------ Given records
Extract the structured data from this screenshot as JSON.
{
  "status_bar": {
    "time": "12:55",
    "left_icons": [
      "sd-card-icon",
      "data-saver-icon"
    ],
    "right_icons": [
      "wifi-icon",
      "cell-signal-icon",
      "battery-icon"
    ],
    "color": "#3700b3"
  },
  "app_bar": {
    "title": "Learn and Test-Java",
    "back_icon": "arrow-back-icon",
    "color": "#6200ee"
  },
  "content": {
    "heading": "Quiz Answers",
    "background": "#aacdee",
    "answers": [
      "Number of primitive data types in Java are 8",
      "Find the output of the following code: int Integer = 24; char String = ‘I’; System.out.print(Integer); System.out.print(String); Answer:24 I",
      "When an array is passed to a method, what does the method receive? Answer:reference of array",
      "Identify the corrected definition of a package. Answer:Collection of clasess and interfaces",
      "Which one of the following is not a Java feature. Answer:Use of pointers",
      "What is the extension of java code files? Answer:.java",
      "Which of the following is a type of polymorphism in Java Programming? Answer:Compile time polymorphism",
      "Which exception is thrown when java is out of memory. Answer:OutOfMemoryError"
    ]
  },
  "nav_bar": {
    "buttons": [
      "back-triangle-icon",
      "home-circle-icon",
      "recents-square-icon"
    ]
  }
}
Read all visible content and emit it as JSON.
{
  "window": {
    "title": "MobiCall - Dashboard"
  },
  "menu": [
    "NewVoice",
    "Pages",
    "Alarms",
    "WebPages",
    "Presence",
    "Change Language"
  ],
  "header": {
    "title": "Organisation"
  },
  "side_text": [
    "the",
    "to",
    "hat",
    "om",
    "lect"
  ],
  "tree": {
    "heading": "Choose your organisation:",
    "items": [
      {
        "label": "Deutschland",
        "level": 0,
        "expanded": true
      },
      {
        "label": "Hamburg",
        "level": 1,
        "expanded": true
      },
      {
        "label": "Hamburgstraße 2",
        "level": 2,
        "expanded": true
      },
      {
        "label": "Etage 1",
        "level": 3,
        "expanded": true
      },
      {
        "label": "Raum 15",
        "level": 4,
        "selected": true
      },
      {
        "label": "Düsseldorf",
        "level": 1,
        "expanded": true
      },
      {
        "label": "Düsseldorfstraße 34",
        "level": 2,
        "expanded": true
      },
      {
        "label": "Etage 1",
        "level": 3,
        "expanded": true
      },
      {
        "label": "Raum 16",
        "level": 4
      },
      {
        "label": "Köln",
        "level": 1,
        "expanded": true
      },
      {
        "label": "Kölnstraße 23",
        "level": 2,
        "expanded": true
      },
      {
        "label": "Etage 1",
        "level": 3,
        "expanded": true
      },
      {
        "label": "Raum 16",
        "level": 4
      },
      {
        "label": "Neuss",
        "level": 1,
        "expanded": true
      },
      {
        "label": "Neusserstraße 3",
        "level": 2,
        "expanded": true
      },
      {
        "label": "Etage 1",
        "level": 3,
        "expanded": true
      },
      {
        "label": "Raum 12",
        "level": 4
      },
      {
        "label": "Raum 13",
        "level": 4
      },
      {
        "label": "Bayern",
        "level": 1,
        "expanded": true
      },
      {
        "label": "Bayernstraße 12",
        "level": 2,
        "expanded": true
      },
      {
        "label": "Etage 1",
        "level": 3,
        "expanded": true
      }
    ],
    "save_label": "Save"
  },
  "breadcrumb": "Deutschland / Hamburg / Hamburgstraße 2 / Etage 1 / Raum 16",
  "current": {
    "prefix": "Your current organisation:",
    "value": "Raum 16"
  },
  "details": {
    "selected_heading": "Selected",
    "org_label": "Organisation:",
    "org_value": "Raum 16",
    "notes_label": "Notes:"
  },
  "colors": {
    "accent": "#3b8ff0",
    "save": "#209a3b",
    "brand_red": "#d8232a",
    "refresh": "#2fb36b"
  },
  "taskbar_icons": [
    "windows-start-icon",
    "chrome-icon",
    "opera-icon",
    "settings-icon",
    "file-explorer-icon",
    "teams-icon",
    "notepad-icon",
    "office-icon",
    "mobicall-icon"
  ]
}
------------
* _What you should do_
Return every entry exactly as given.

* _Solution to this task_
Extract the structured data from this screenshot as JSON.
{
  "status_bar": {
    "time": "12:55",
    "left_icons": [
      "sd-card-icon",
      "data-saver-icon"
    ],
    "right_icons": [
      "wifi-icon",
      "cell-signal-icon",
      "battery-icon"
    ],
    "color": "#3700b3"
  },
  "app_bar": {
    "title": "Learn and Test-Java",
    "back_icon": "arrow-back-icon",
    "color": "#6200ee"
  },
  "content": {
    "heading": "Quiz Answers",
    "background": "#aacdee",
    "answers": [
      "Number of primitive data types in Java are 8",
      "Find the output of the following code: int Integer = 24; char String = ‘I’; System.out.print(Integer); System.out.print(String); Answer:24 I",
      "When an array is passed to a method, what does the method receive? Answer:reference of array",
      "Identify the corrected definition of a package. Answer:Collection of clasess and interfaces",
      "Which one of the following is not a Java feature. Answer:Use of pointers",
      "What is the extension of java code files? Answer:.java",
      "Which of the following is a type of polymorphism in Java Programming? Answer:Compile time polymorphism",
      "Which exception is thrown when java is out of memory. Answer:OutOfMemoryError"
    ]
  },
  "nav_bar": {
    "buttons": [
      "back-triangle-icon",
      "home-circle-icon",
      "recents-square-icon"
    ]
  }
}
Read all visible content and emit it as JSON.
{
  "window": {
    "title": "MobiCall - Dashboard"
  },
  "menu": [
    "NewVoice",
    "Pages",
    "Alarms",
    "WebPages",
    "Presence",
    "Change Language"
  ],
  "header": {
    "title": "Organisation"
  },
  "side_text": [
    "the",
    "to",
    "hat",
    "om",
    "lect"
  ],
  "tree": {
    "heading": "Choose your organisation:",
    "items": [
      {
        "label": "Deutschland",
        "level": 0,
        "expanded": true
      },
      {
        "label": "Hamburg",
        "level": 1,
        "expanded": true
      },
      {
        "label": "Hamburgstraße 2",
        "level": 2,
        "expanded": true
      },
      {
        "label": "Etage 1",
        "level": 3,
        "expanded": true
      },
      {
        "label": "Raum 15",
        "level": 4,
        "selected": true
      },
      {
        "label": "Düsseldorf",
        "level": 1,
        "expanded": true
      },
      {
        "label": "Düsseldorfstraße 34",
        "level": 2,
        "expanded": true
      },
      {
        "label": "Etage 1",
        "level": 3,
        "expanded": true
      },
      {
        "label": "Raum 16",
        "level": 4
      },
      {
        "label": "Köln",
        "level": 1,
        "expanded": true
      },
      {
        "label": "Kölnstraße 23",
        "level": 2,
        "expanded": true
      },
      {
        "label": "Etage 1",
        "level": 3,
        "expanded": true
      },
      {
        "label": "Raum 16",
        "level": 4
      },
      {
        "label": "Neuss",
        "level": 1,
        "expanded": true
      },
      {
        "label": "Neusserstraße 3",
        "level": 2,
        "expanded": true
      },
      {
        "label": "Etage 1",
        "level": 3,
        "expanded": true
      },
      {
        "label": "Raum 12",
        "level": 4
      },
      {
        "label": "Raum 13",
        "level": 4
      },
      {
        "label": "Bayern",
        "level": 1,
        "expanded": true
      },
      {
        "label": "Bayernstraße 12",
        "level": 2,
        "expanded": true
      },
      {
        "label": "Etage 1",
        "level": 3,
        "expanded": true
      }
    ],
    "save_label": "Save"
  },
  "breadcrumb": "Deutschland / Hamburg / Hamburgstraße 2 / Etage 1 / Raum 16",
  "current": {
    "prefix": "Your current organisation:",
    "value": "Raum 16"
  },
  "details": {
    "selected_heading": "Selected",
    "org_label": "Organisation:",
    "org_value": "Raum 16",
    "notes_label": "Notes:"
  },
  "colors": {
    "accent": "#3b8ff0",
    "save": "#209a3b",
    "brand_red": "#d8232a",
    "refresh": "#2fb36b"
  },
  "taskbar_icons": [
    "windows-start-icon",
    "chrome-icon",
    "opera-icon",
    "settings-icon",
    "file-explorer-icon",
    "teams-icon",
    "notepad-icon",
    "office-icon",
    "mobicall-icon"
  ]
}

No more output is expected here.